Data records ->
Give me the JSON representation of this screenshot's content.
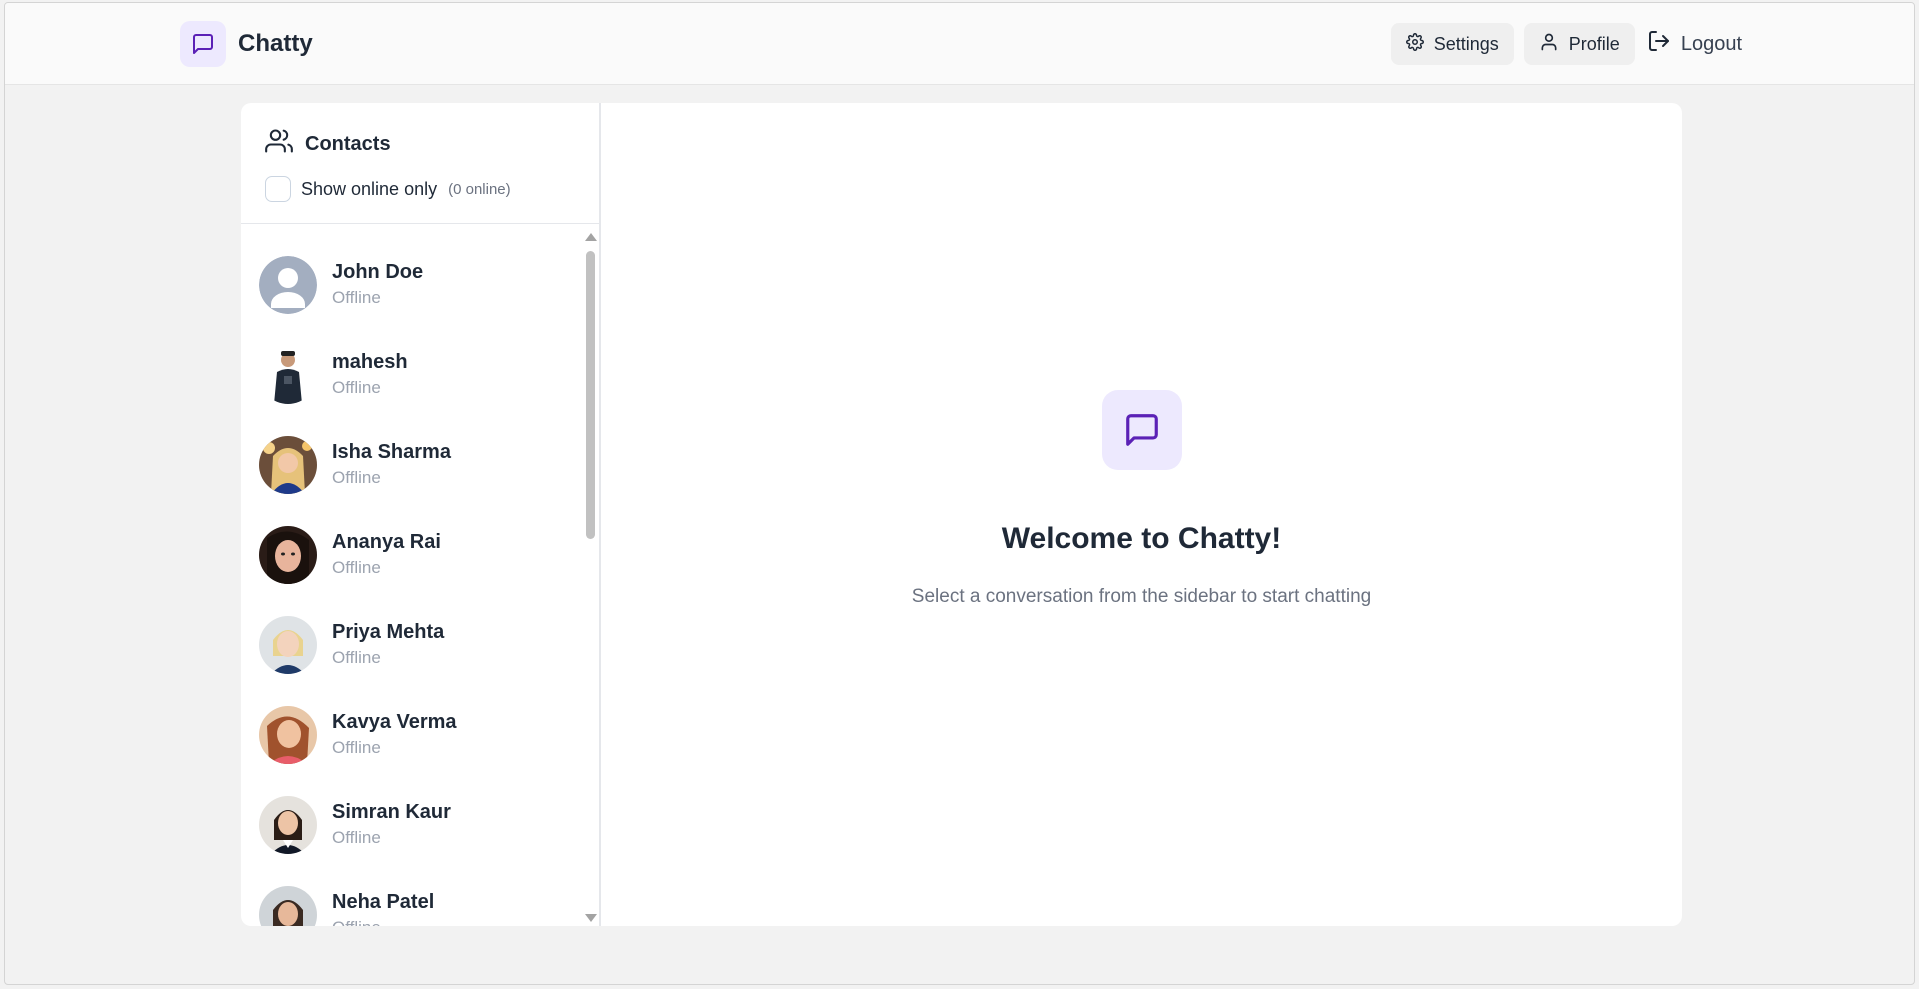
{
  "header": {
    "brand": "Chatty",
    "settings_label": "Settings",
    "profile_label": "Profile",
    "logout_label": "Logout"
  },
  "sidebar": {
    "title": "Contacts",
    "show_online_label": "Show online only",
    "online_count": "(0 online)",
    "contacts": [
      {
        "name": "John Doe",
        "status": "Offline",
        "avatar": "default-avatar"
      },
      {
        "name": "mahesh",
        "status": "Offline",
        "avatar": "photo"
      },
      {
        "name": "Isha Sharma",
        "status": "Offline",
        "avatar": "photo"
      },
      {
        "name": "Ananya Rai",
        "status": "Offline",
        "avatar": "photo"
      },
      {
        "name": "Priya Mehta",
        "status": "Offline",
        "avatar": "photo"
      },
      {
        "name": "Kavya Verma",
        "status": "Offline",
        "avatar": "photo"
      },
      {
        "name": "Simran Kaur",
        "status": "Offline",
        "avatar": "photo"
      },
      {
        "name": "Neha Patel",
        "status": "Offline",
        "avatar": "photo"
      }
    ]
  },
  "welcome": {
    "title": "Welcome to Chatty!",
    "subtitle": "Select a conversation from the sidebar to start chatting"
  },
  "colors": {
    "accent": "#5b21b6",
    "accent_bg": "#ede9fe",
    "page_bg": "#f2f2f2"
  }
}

STATED PROBLEM ->
Look over the listing. Pull out every line with the string "sidebar" in it.

RESULT OF THE EXERCISE ->
  "sidebar": {
    "subtitle": "Select a conversation from the sidebar to start chatting"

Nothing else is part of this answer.